Show every line that has the string "Knowledge" in it.

--- begin EXERCISE MATERIALS ---

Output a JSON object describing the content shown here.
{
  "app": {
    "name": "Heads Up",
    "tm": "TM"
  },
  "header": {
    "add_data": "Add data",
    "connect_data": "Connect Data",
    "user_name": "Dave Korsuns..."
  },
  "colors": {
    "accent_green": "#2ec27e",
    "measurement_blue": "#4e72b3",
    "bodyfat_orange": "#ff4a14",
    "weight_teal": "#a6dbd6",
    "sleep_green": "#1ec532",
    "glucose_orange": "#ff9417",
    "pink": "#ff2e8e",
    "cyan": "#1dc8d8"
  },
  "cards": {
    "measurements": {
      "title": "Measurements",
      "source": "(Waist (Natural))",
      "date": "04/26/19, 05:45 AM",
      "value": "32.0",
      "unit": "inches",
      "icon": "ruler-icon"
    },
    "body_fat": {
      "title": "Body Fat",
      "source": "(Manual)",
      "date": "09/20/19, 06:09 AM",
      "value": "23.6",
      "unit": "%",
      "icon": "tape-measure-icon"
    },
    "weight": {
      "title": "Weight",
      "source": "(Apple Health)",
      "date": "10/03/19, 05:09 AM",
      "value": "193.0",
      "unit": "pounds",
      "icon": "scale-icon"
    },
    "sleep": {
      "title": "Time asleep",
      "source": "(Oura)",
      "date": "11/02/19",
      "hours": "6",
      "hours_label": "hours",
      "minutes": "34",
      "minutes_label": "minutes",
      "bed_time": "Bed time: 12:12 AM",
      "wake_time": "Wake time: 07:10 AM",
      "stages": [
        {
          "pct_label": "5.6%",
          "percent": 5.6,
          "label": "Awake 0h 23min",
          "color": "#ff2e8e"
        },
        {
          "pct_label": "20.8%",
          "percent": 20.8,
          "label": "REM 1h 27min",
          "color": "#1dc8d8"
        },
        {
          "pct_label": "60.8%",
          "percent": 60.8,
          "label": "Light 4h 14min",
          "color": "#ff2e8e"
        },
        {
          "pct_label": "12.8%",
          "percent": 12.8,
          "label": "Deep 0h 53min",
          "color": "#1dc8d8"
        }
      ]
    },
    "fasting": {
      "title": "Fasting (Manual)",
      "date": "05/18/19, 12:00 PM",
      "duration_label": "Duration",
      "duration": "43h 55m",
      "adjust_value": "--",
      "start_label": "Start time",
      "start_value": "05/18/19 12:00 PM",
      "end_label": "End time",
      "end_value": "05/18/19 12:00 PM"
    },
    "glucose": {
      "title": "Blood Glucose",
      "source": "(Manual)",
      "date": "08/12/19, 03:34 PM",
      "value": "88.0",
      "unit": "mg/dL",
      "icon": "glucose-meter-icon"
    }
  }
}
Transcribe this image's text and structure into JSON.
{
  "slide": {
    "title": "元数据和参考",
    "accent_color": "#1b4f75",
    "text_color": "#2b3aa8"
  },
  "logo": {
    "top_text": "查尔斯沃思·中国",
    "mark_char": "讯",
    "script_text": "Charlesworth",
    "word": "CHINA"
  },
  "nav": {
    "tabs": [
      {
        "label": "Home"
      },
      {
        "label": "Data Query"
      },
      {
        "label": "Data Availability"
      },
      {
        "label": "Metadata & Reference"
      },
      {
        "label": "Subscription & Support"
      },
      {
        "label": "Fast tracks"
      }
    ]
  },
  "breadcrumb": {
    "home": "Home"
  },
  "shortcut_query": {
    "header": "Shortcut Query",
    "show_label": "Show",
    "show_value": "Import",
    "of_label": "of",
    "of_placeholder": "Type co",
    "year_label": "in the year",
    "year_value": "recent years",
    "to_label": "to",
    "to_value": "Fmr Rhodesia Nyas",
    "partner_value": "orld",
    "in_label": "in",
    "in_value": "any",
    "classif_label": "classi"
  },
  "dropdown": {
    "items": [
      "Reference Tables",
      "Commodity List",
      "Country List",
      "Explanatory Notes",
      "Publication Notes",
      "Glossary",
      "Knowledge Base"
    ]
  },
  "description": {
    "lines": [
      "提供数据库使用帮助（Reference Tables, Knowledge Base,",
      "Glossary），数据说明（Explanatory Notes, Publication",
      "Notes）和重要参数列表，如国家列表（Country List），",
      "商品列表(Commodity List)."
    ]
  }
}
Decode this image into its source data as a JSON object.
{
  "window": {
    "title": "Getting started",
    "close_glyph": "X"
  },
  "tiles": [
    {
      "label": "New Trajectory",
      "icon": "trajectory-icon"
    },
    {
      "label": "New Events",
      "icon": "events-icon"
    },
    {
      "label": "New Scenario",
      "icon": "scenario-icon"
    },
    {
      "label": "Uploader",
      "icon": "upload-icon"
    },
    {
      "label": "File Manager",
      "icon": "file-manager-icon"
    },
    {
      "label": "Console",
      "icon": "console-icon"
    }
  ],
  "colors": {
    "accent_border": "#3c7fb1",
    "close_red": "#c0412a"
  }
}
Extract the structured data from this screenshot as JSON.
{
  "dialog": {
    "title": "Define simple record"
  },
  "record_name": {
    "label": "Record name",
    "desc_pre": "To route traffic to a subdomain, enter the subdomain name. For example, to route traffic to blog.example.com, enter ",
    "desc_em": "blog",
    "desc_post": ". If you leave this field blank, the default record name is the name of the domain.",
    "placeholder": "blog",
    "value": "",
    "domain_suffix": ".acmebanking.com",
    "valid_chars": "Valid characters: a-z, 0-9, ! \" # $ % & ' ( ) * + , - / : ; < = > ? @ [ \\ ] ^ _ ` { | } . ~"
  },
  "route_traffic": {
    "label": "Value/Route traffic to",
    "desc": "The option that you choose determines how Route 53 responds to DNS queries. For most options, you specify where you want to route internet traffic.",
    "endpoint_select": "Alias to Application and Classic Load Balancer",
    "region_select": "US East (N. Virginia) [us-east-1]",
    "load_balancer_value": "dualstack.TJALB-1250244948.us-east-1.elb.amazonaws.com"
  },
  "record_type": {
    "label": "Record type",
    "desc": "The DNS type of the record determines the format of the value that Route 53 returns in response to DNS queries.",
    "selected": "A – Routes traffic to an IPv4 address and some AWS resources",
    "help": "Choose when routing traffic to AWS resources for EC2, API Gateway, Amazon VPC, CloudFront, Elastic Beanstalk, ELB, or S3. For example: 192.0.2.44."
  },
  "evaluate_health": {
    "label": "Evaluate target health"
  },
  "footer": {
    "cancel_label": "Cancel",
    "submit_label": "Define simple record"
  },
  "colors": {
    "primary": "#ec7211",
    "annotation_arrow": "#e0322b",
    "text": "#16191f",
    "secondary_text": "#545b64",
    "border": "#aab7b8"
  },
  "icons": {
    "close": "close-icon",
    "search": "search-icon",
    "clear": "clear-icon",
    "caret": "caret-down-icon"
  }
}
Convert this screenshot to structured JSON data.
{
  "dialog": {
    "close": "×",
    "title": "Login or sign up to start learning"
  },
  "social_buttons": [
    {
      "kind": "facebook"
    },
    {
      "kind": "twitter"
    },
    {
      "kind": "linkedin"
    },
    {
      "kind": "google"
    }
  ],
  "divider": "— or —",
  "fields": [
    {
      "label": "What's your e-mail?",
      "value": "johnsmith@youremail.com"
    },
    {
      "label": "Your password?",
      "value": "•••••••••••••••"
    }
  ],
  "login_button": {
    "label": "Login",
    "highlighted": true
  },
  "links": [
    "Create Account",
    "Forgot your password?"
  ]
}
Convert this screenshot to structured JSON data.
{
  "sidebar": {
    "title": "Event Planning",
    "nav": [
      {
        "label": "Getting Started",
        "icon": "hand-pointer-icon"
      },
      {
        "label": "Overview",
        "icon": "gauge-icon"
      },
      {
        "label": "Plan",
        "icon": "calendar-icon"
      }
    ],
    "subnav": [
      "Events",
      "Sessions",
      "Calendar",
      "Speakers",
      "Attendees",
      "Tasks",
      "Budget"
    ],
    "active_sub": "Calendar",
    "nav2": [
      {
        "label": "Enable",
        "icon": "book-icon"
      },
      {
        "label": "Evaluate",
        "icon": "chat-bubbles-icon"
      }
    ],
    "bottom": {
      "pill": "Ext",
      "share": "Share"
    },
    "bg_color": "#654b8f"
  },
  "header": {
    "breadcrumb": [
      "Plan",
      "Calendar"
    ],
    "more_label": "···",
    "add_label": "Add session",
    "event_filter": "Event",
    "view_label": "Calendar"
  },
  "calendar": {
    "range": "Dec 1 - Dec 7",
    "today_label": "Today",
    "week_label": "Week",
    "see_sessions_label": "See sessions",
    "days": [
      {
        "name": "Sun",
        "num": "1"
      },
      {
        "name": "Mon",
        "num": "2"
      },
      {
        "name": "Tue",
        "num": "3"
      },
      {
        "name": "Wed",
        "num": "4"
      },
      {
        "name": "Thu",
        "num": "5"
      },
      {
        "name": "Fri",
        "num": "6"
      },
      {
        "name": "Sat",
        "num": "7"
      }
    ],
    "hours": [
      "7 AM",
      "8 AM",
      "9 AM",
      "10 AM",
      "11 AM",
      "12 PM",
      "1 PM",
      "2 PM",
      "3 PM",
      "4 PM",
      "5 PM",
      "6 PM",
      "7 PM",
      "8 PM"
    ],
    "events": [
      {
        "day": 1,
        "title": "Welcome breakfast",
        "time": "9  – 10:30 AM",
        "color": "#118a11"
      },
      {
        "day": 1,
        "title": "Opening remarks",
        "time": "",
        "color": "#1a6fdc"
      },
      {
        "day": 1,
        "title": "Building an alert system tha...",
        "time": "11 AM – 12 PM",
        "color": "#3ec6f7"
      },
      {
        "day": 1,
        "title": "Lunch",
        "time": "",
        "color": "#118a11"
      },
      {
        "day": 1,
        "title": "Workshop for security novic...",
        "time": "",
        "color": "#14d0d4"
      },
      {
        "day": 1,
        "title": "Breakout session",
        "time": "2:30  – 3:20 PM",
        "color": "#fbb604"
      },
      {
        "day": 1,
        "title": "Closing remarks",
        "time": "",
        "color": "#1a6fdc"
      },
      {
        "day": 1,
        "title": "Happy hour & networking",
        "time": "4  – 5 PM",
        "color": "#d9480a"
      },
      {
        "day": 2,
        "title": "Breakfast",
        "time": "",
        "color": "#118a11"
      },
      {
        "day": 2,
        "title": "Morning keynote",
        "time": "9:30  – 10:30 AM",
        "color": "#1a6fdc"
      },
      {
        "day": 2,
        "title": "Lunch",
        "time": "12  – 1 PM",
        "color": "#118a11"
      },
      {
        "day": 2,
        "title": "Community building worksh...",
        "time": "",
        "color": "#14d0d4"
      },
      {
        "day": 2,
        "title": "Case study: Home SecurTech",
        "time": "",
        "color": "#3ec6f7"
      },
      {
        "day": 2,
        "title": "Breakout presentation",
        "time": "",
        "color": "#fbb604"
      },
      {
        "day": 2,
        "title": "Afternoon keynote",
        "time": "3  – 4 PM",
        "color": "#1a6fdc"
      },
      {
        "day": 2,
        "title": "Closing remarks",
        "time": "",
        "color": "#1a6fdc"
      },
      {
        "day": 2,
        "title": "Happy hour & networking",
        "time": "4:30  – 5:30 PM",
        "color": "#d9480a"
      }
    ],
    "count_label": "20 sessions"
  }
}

--- end EXERCISE MATERIALS ---

■ SOLUTION FOR THIS EXERCISE
      "Knowledge Base"
      "提供数据库使用帮助（Reference Tables, Knowledge Base,",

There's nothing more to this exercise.